[Input records]
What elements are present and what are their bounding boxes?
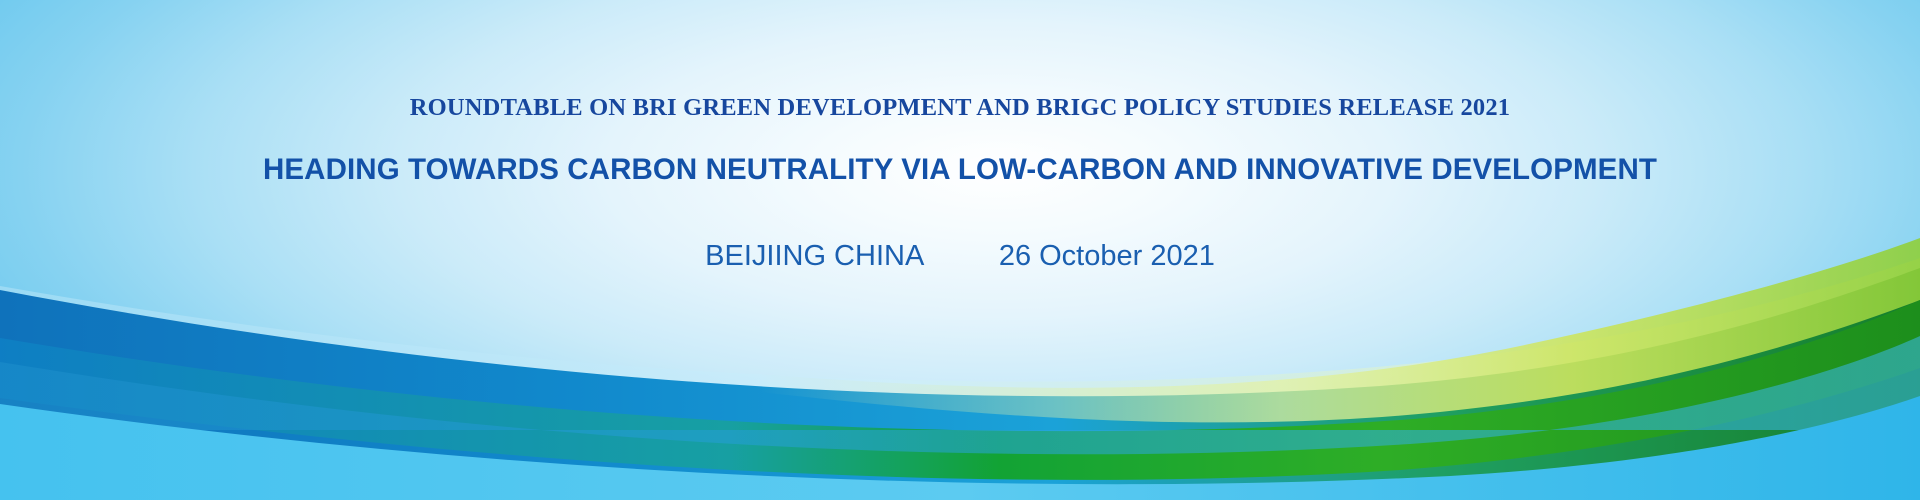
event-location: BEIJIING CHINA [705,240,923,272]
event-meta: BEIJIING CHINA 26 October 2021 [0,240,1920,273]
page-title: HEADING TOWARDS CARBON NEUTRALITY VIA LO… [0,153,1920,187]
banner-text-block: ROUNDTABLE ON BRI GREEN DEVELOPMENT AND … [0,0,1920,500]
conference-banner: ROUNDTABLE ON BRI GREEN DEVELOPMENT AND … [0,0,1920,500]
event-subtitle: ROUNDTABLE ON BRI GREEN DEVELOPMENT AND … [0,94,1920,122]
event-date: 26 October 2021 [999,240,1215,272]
---
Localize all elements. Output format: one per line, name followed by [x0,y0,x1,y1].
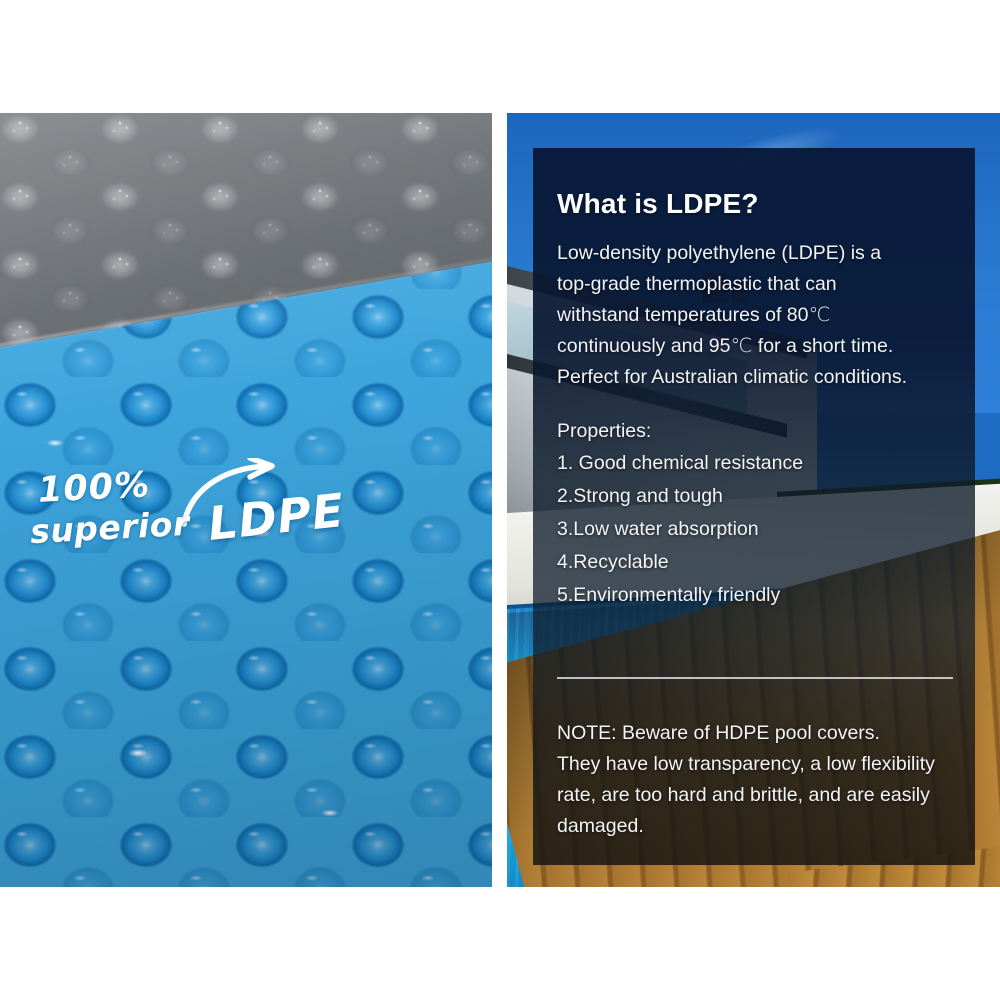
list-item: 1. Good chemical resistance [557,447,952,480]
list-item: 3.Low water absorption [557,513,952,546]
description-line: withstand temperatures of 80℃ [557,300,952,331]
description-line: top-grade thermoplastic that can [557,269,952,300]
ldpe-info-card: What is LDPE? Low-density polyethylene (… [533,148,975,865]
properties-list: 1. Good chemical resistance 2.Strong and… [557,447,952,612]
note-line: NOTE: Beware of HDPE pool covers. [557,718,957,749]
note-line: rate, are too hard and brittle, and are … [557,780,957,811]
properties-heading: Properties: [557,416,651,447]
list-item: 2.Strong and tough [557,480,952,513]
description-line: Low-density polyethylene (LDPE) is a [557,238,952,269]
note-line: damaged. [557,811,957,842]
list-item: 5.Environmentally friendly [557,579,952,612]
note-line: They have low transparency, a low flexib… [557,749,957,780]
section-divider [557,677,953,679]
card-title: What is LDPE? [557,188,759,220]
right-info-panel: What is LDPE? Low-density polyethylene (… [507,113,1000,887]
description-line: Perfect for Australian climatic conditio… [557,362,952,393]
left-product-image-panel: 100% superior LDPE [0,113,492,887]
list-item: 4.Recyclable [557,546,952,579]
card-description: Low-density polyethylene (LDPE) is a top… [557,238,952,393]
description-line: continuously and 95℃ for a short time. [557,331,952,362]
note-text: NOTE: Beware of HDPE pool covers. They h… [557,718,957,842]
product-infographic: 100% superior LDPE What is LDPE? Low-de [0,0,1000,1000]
* * *
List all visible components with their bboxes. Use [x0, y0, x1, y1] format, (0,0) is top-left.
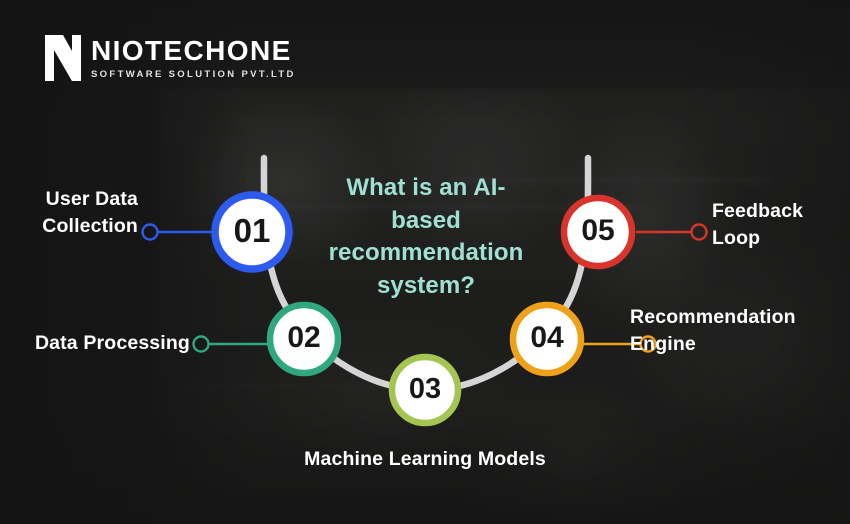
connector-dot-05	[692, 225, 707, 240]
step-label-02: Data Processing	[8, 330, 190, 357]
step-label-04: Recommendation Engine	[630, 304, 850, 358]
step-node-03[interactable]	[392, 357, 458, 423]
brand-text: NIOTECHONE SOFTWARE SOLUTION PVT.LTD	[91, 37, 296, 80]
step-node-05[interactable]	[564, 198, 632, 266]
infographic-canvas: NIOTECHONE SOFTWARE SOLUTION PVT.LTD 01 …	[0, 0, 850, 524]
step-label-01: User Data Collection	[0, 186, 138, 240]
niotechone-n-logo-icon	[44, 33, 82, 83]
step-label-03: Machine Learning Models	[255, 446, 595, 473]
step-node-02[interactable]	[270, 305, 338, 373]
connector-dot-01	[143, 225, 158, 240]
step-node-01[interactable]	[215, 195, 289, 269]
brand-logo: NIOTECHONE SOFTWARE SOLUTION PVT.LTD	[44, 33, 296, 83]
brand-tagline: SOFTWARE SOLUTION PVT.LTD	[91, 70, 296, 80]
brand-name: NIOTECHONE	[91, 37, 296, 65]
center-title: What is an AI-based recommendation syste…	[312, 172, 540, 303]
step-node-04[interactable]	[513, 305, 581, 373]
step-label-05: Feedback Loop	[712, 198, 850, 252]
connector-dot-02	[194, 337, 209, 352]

[Short exercise] Reproduce the lines from the items above, starting with the line that contains "list-item: 1. Good" and continuing through the line that contains "description-line: top-grade thermoplastic", with both of those lines included.

[Answer in full]
list-item: 1. Good chemical resistance [557,447,952,480]
list-item: 3.Low water absorption [557,513,952,546]
description-line: withstand temperatures of 80℃ [557,300,952,331]
description-line: top-grade thermoplastic that can [557,269,952,300]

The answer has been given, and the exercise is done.